Records from a dataset
--- start ---
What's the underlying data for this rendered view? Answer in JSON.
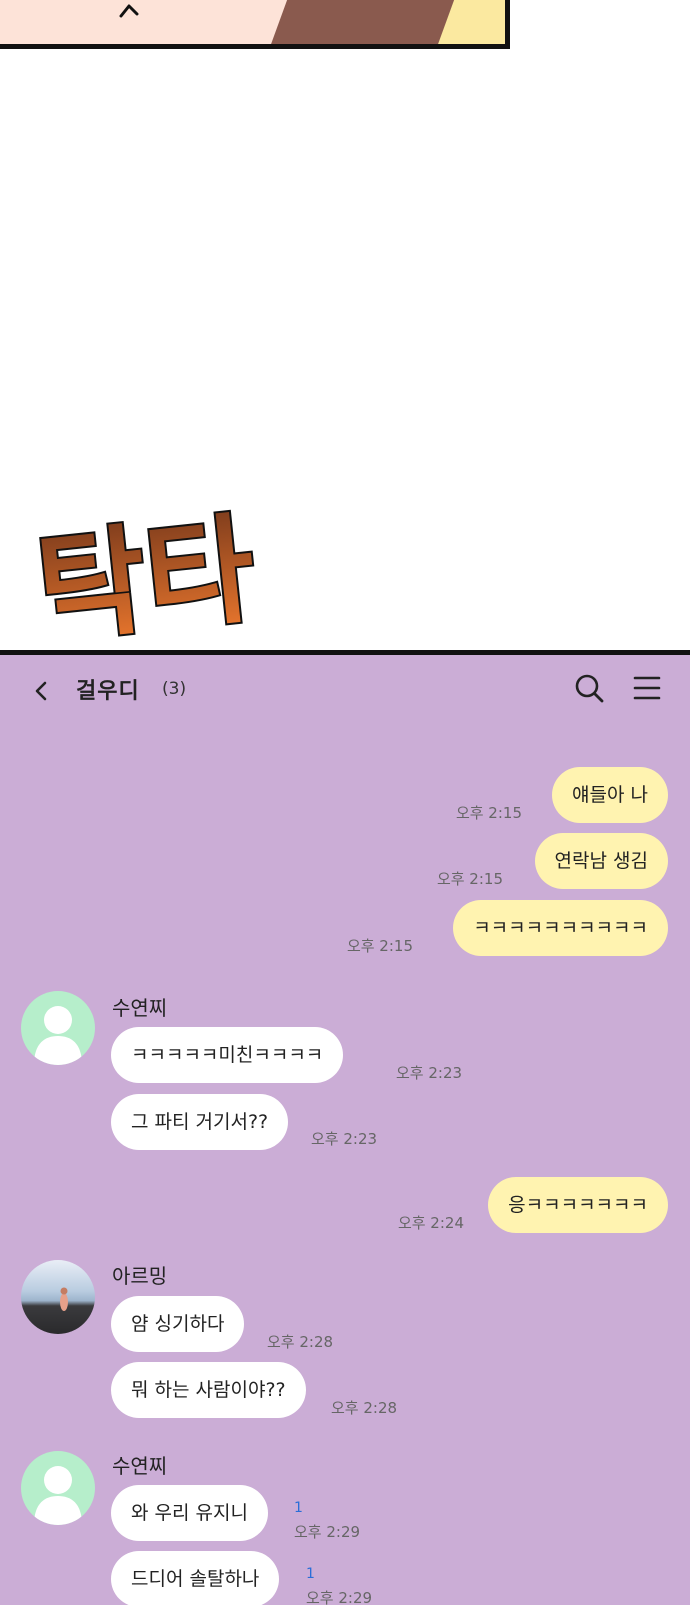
{
  "sfx_text": "탁타",
  "chat": {
    "title": "걸우디",
    "member_count": "(3)"
  },
  "icons": {
    "back": "chevron-left-icon",
    "search": "search-icon",
    "menu": "hamburger-menu-icon"
  },
  "colors": {
    "chat_background": "#cbadd6",
    "my_bubble": "#fff3b0",
    "their_bubble": "#ffffff",
    "unread_count": "#2a6ed8",
    "default_avatar": "#b6eecb"
  },
  "messages": [
    {
      "text": "얘들아 나",
      "time": "오후 2:15"
    },
    {
      "text": "연락남 생김",
      "time": "오후 2:15"
    },
    {
      "text": "ㅋㅋㅋㅋㅋㅋㅋㅋㅋㅋ",
      "time": "오후 2:15"
    },
    {
      "sender": "수연찌",
      "text": "ㅋㅋㅋㅋㅋ미친ㅋㅋㅋㅋ",
      "time": "오후 2:23"
    },
    {
      "text": "그 파티 거기서??",
      "time": "오후 2:23"
    },
    {
      "text": "응ㅋㅋㅋㅋㅋㅋㅋ",
      "time": "오후 2:24"
    },
    {
      "sender": "아르밍",
      "text": "얌 싱기하다",
      "time": "오후 2:28"
    },
    {
      "text": "뭐 하는 사람이야??",
      "time": "오후 2:28"
    },
    {
      "sender": "수연찌",
      "text": "와 우리 유지니",
      "time": "오후 2:29",
      "unread": "1"
    },
    {
      "text": "드디어 솔탈하나",
      "time": "오후 2:29",
      "unread": "1"
    }
  ]
}
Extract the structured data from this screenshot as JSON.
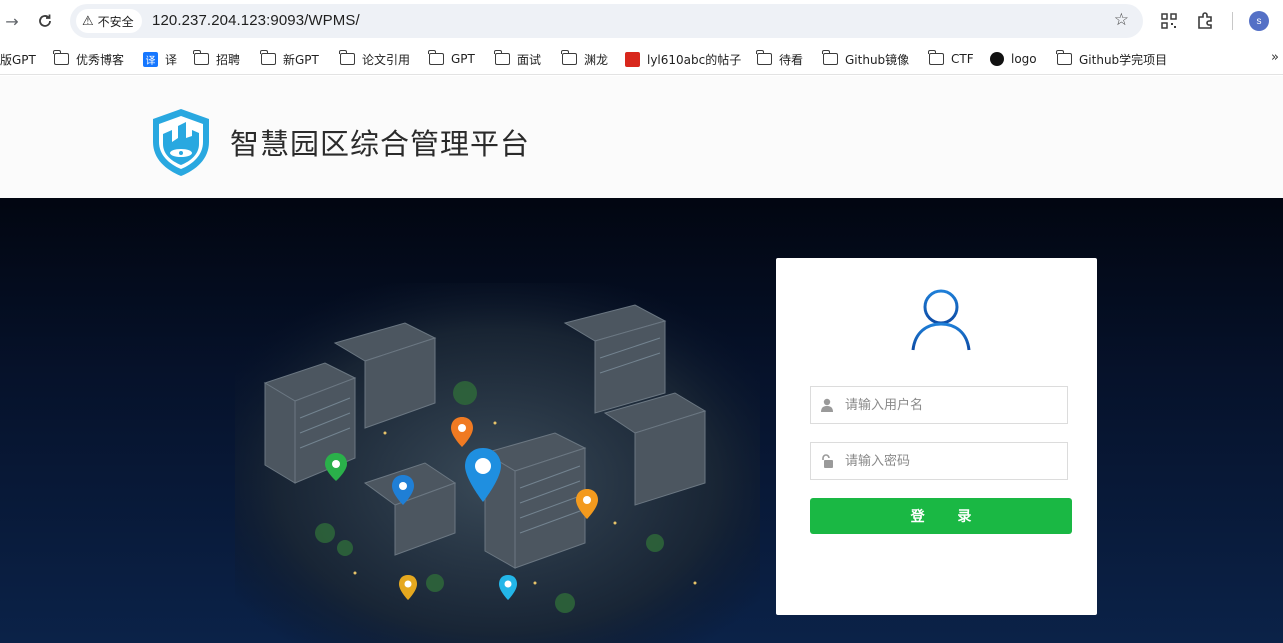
{
  "browser": {
    "security_label": "不安全",
    "url": "120.237.204.123:9093/WPMS/",
    "avatar_letter": "s"
  },
  "bookmarks": [
    {
      "label": "版GPT",
      "icon": "folder-icon"
    },
    {
      "label": "优秀博客",
      "icon": "folder-icon"
    },
    {
      "label": "译",
      "icon": "translate-icon"
    },
    {
      "label": "招聘",
      "icon": "folder-icon"
    },
    {
      "label": "新GPT",
      "icon": "folder-icon"
    },
    {
      "label": "论文引用",
      "icon": "folder-icon"
    },
    {
      "label": "GPT",
      "icon": "folder-icon"
    },
    {
      "label": "面试",
      "icon": "folder-icon"
    },
    {
      "label": "渊龙",
      "icon": "folder-icon"
    },
    {
      "label": "lyl610abc的帖子",
      "icon": "red-site-icon"
    },
    {
      "label": "待看",
      "icon": "folder-icon"
    },
    {
      "label": "Github镜像",
      "icon": "folder-icon"
    },
    {
      "label": "CTF",
      "icon": "folder-icon"
    },
    {
      "label": "logo",
      "icon": "apple-icon"
    },
    {
      "label": "Github学完项目",
      "icon": "folder-icon"
    }
  ],
  "header": {
    "title": "智慧园区综合管理平台"
  },
  "login": {
    "username_placeholder": "请输入用户名",
    "password_placeholder": "请输入密码",
    "submit_label": "登 录"
  },
  "colors": {
    "accent_green": "#1ab844",
    "logo_blue": "#29a8e0",
    "hero_dark": "#020611"
  }
}
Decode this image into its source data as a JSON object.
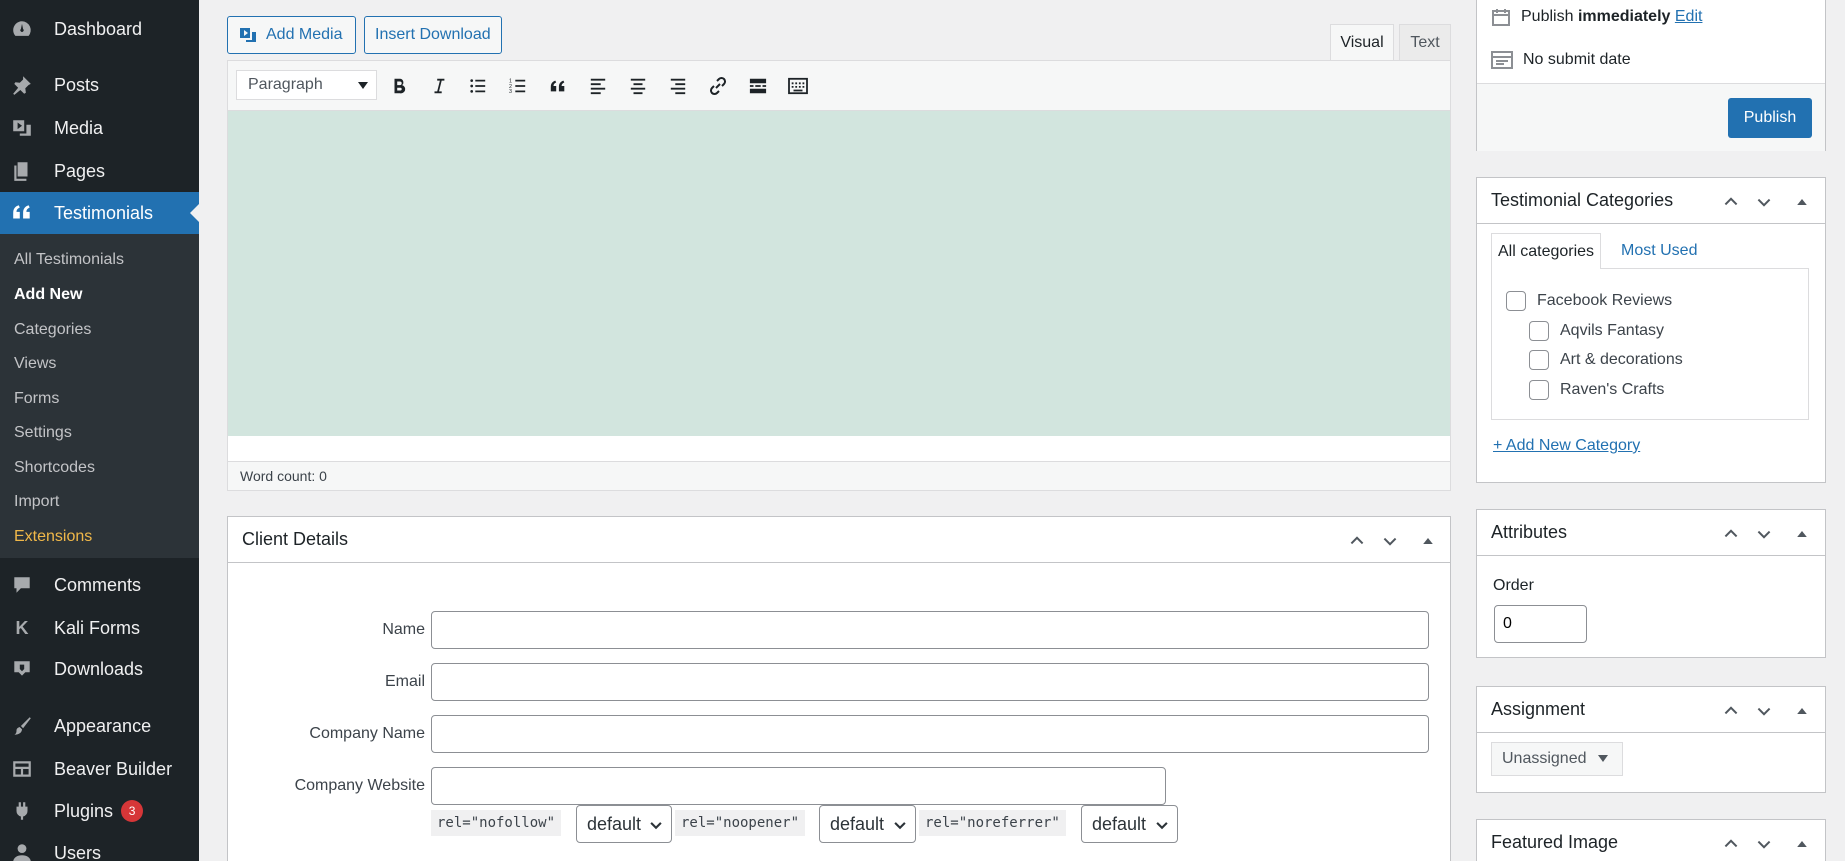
{
  "sidebar": {
    "items": [
      {
        "label": "Dashboard",
        "icon": "dashboard-icon"
      },
      {
        "label": "Posts",
        "icon": "pin-icon"
      },
      {
        "label": "Media",
        "icon": "media-icon"
      },
      {
        "label": "Pages",
        "icon": "pages-icon"
      },
      {
        "label": "Testimonials",
        "icon": "quote-icon"
      },
      {
        "label": "Comments",
        "icon": "comment-icon"
      },
      {
        "label": "Kali Forms",
        "icon": "k-icon"
      },
      {
        "label": "Downloads",
        "icon": "download-icon"
      },
      {
        "label": "Appearance",
        "icon": "brush-icon"
      },
      {
        "label": "Beaver Builder",
        "icon": "layout-icon"
      },
      {
        "label": "Plugins",
        "icon": "plug-icon",
        "badge": "3"
      },
      {
        "label": "Users",
        "icon": "user-icon"
      }
    ],
    "submenu": [
      "All Testimonials",
      "Add New",
      "Categories",
      "Views",
      "Forms",
      "Settings",
      "Shortcodes",
      "Import",
      "Extensions"
    ]
  },
  "editor": {
    "add_media": "Add Media",
    "insert_download": "Insert Download",
    "tab_visual": "Visual",
    "tab_text": "Text",
    "format": "Paragraph",
    "word_count": "Word count: 0"
  },
  "client_details": {
    "title": "Client Details",
    "name_label": "Name",
    "email_label": "Email",
    "company_label": "Company Name",
    "website_label": "Company Website",
    "rel_nofollow": "rel=\"nofollow\"",
    "rel_noopener": "rel=\"noopener\"",
    "rel_noreferrer": "rel=\"noreferrer\"",
    "default1": "default",
    "default2": "default",
    "default3": "default"
  },
  "publish": {
    "publish_prefix": "Publish",
    "publish_when": "immediately",
    "edit": "Edit",
    "no_submit": "No submit date",
    "button": "Publish"
  },
  "categories": {
    "title": "Testimonial Categories",
    "tab_all": "All categories",
    "tab_most": "Most Used",
    "items": [
      "Facebook Reviews",
      "Aqvils Fantasy",
      "Art & decorations",
      "Raven's Crafts"
    ],
    "add_new": "+ Add New Category"
  },
  "attributes": {
    "title": "Attributes",
    "order_label": "Order",
    "order_value": "0"
  },
  "assignment": {
    "title": "Assignment",
    "value": "Unassigned"
  },
  "featured": {
    "title": "Featured Image"
  }
}
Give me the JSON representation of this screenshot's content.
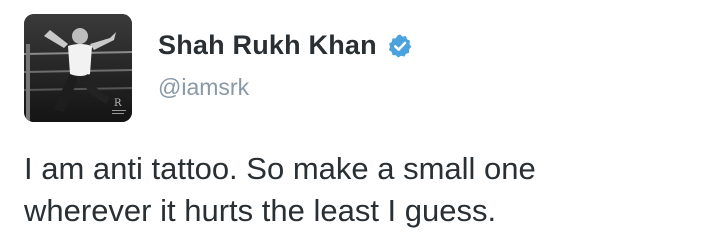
{
  "author": {
    "display_name": "Shah Rukh Khan",
    "handle": "@iamsrk",
    "verified": true,
    "verified_badge_color": "#4aa3df",
    "avatar_icon": "profile-photo"
  },
  "tweet": {
    "lines": [
      "I am anti tattoo. So make a small one",
      "wherever it hurts the least I guess."
    ]
  },
  "colors": {
    "name": "#292f33",
    "handle": "#8899a6",
    "text": "#292f33",
    "background": "#ffffff"
  }
}
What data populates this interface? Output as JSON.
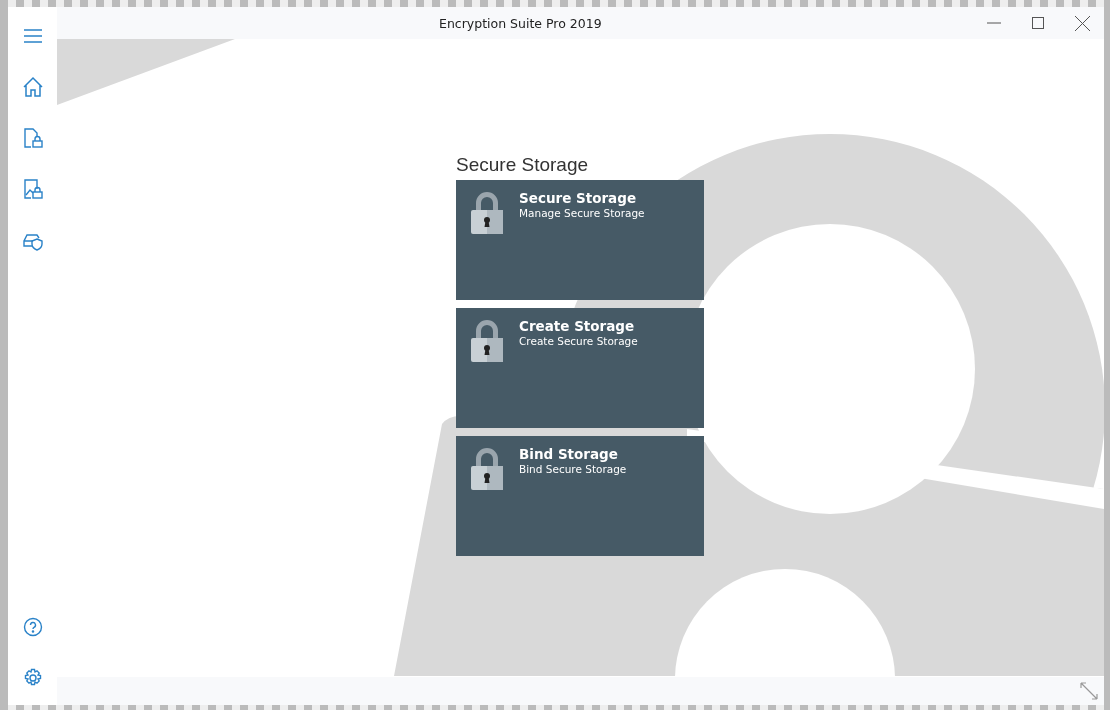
{
  "window": {
    "title": "Encryption Suite Pro 2019"
  },
  "section_title": "Secure Storage",
  "tiles": [
    {
      "title": "Secure Storage",
      "subtitle": "Manage Secure Storage"
    },
    {
      "title": "Create Storage",
      "subtitle": "Create Secure Storage"
    },
    {
      "title": "Bind Storage",
      "subtitle": "Bind Secure Storage"
    }
  ]
}
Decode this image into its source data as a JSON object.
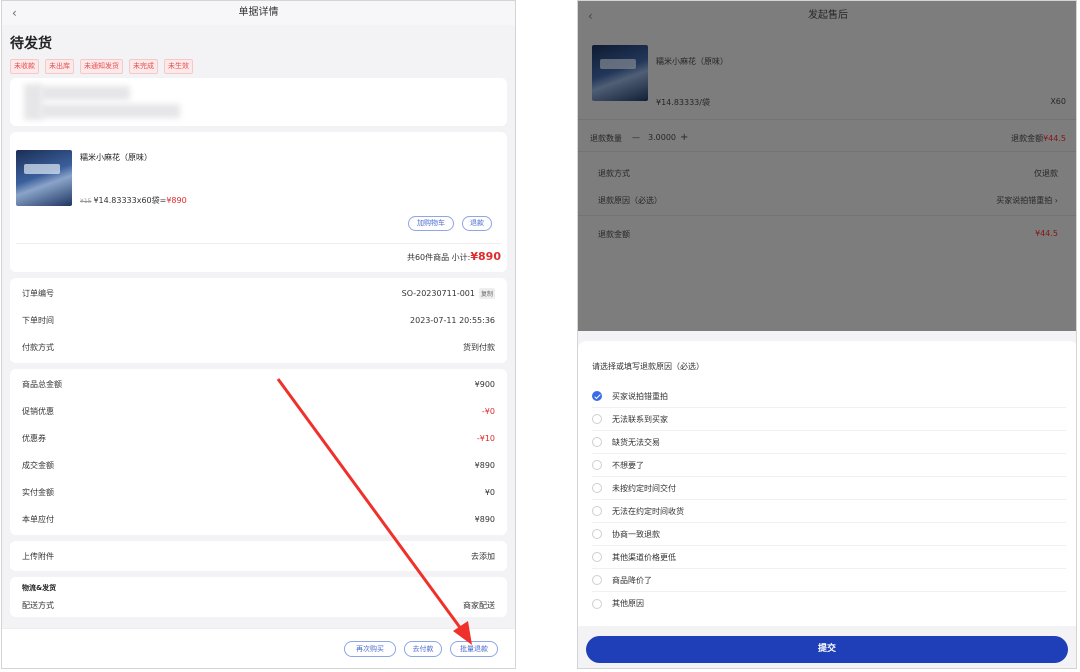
--- end ---
Directive: Set down every record once more, word for word, without pictures.

Output of the exercise:
What's the underlying data for this rendered view? Answer in JSON.
{
  "sfx_text": "탁타",
  "chat": {
    "title": "걸우디",
    "member_count": "(3)"
  },
  "icons": {
    "back": "chevron-left-icon",
    "search": "search-icon",
    "menu": "hamburger-menu-icon"
  },
  "colors": {
    "chat_background": "#cbadd6",
    "my_bubble": "#fff3b0",
    "their_bubble": "#ffffff",
    "unread_count": "#2a6ed8",
    "default_avatar": "#b6eecb"
  },
  "messages": [
    {
      "text": "얘들아 나",
      "time": "오후 2:15"
    },
    {
      "text": "연락남 생김",
      "time": "오후 2:15"
    },
    {
      "text": "ㅋㅋㅋㅋㅋㅋㅋㅋㅋㅋ",
      "time": "오후 2:15"
    },
    {
      "sender": "수연찌",
      "text": "ㅋㅋㅋㅋㅋ미친ㅋㅋㅋㅋ",
      "time": "오후 2:23"
    },
    {
      "text": "그 파티 거기서??",
      "time": "오후 2:23"
    },
    {
      "text": "응ㅋㅋㅋㅋㅋㅋㅋ",
      "time": "오후 2:24"
    },
    {
      "sender": "아르밍",
      "text": "얌 싱기하다",
      "time": "오후 2:28"
    },
    {
      "text": "뭐 하는 사람이야??",
      "time": "오후 2:28"
    },
    {
      "sender": "수연찌",
      "text": "와 우리 유지니",
      "time": "오후 2:29",
      "unread": "1"
    },
    {
      "text": "드디어 솔탈하나",
      "time": "오후 2:29",
      "unread": "1"
    }
  ]
}
Extract the structured data from this screenshot as JSON.
{
  "browser": {
    "security_label": "不安全",
    "url": "120.237.204.123:9093/WPMS/",
    "avatar_letter": "s"
  },
  "bookmarks": [
    {
      "label": "版GPT",
      "icon": "folder-icon"
    },
    {
      "label": "优秀博客",
      "icon": "folder-icon"
    },
    {
      "label": "译",
      "icon": "translate-icon"
    },
    {
      "label": "招聘",
      "icon": "folder-icon"
    },
    {
      "label": "新GPT",
      "icon": "folder-icon"
    },
    {
      "label": "论文引用",
      "icon": "folder-icon"
    },
    {
      "label": "GPT",
      "icon": "folder-icon"
    },
    {
      "label": "面试",
      "icon": "folder-icon"
    },
    {
      "label": "渊龙",
      "icon": "folder-icon"
    },
    {
      "label": "lyl610abc的帖子",
      "icon": "red-site-icon"
    },
    {
      "label": "待看",
      "icon": "folder-icon"
    },
    {
      "label": "Github镜像",
      "icon": "folder-icon"
    },
    {
      "label": "CTF",
      "icon": "folder-icon"
    },
    {
      "label": "logo",
      "icon": "apple-icon"
    },
    {
      "label": "Github学完项目",
      "icon": "folder-icon"
    }
  ],
  "header": {
    "title": "智慧园区综合管理平台"
  },
  "login": {
    "username_placeholder": "请输入用户名",
    "password_placeholder": "请输入密码",
    "submit_label": "登 录"
  },
  "colors": {
    "accent_green": "#1ab844",
    "logo_blue": "#29a8e0",
    "hero_dark": "#020611"
  }
}
Decode this image into its source data as a JSON object.
{
  "sidebar": {
    "items": [
      {
        "label": "Dashboard",
        "icon": "dashboard-icon"
      },
      {
        "label": "Posts",
        "icon": "pin-icon"
      },
      {
        "label": "Media",
        "icon": "media-icon"
      },
      {
        "label": "Pages",
        "icon": "pages-icon"
      },
      {
        "label": "Testimonials",
        "icon": "quote-icon"
      },
      {
        "label": "Comments",
        "icon": "comment-icon"
      },
      {
        "label": "Kali Forms",
        "icon": "k-icon"
      },
      {
        "label": "Downloads",
        "icon": "download-icon"
      },
      {
        "label": "Appearance",
        "icon": "brush-icon"
      },
      {
        "label": "Beaver Builder",
        "icon": "layout-icon"
      },
      {
        "label": "Plugins",
        "icon": "plug-icon",
        "badge": "3"
      },
      {
        "label": "Users",
        "icon": "user-icon"
      }
    ],
    "submenu": [
      "All Testimonials",
      "Add New",
      "Categories",
      "Views",
      "Forms",
      "Settings",
      "Shortcodes",
      "Import",
      "Extensions"
    ]
  },
  "editor": {
    "add_media": "Add Media",
    "insert_download": "Insert Download",
    "tab_visual": "Visual",
    "tab_text": "Text",
    "format": "Paragraph",
    "word_count": "Word count: 0"
  },
  "client_details": {
    "title": "Client Details",
    "name_label": "Name",
    "email_label": "Email",
    "company_label": "Company Name",
    "website_label": "Company Website",
    "rel_nofollow": "rel=\"nofollow\"",
    "rel_noopener": "rel=\"noopener\"",
    "rel_noreferrer": "rel=\"noreferrer\"",
    "default1": "default",
    "default2": "default",
    "default3": "default"
  },
  "publish": {
    "publish_prefix": "Publish",
    "publish_when": "immediately",
    "edit": "Edit",
    "no_submit": "No submit date",
    "button": "Publish"
  },
  "categories": {
    "title": "Testimonial Categories",
    "tab_all": "All categories",
    "tab_most": "Most Used",
    "items": [
      "Facebook Reviews",
      "Aqvils Fantasy",
      "Art & decorations",
      "Raven's Crafts"
    ],
    "add_new": "+ Add New Category"
  },
  "attributes": {
    "title": "Attributes",
    "order_label": "Order",
    "order_value": "0"
  },
  "assignment": {
    "title": "Assignment",
    "value": "Unassigned"
  },
  "featured": {
    "title": "Featured Image"
  }
}
Give me the JSON representation of this screenshot's content.
{
  "author": {
    "display_name": "Shah Rukh Khan",
    "handle": "@iamsrk",
    "verified": true,
    "verified_badge_color": "#4aa3df",
    "avatar_icon": "profile-photo"
  },
  "tweet": {
    "lines": [
      "I am anti tattoo. So make a small one",
      "wherever it hurts the least I guess."
    ]
  },
  "colors": {
    "name": "#292f33",
    "handle": "#8899a6",
    "text": "#292f33",
    "background": "#ffffff"
  }
}
What data populates this interface? Output as JSON.
{
  "window": {
    "title": "Encryption Suite Pro 2019"
  },
  "section_title": "Secure Storage",
  "tiles": [
    {
      "title": "Secure Storage",
      "subtitle": "Manage Secure Storage"
    },
    {
      "title": "Create Storage",
      "subtitle": "Create Secure Storage"
    },
    {
      "title": "Bind Storage",
      "subtitle": "Bind Secure Storage"
    }
  ]
}
Decode this image into its source data as a JSON object.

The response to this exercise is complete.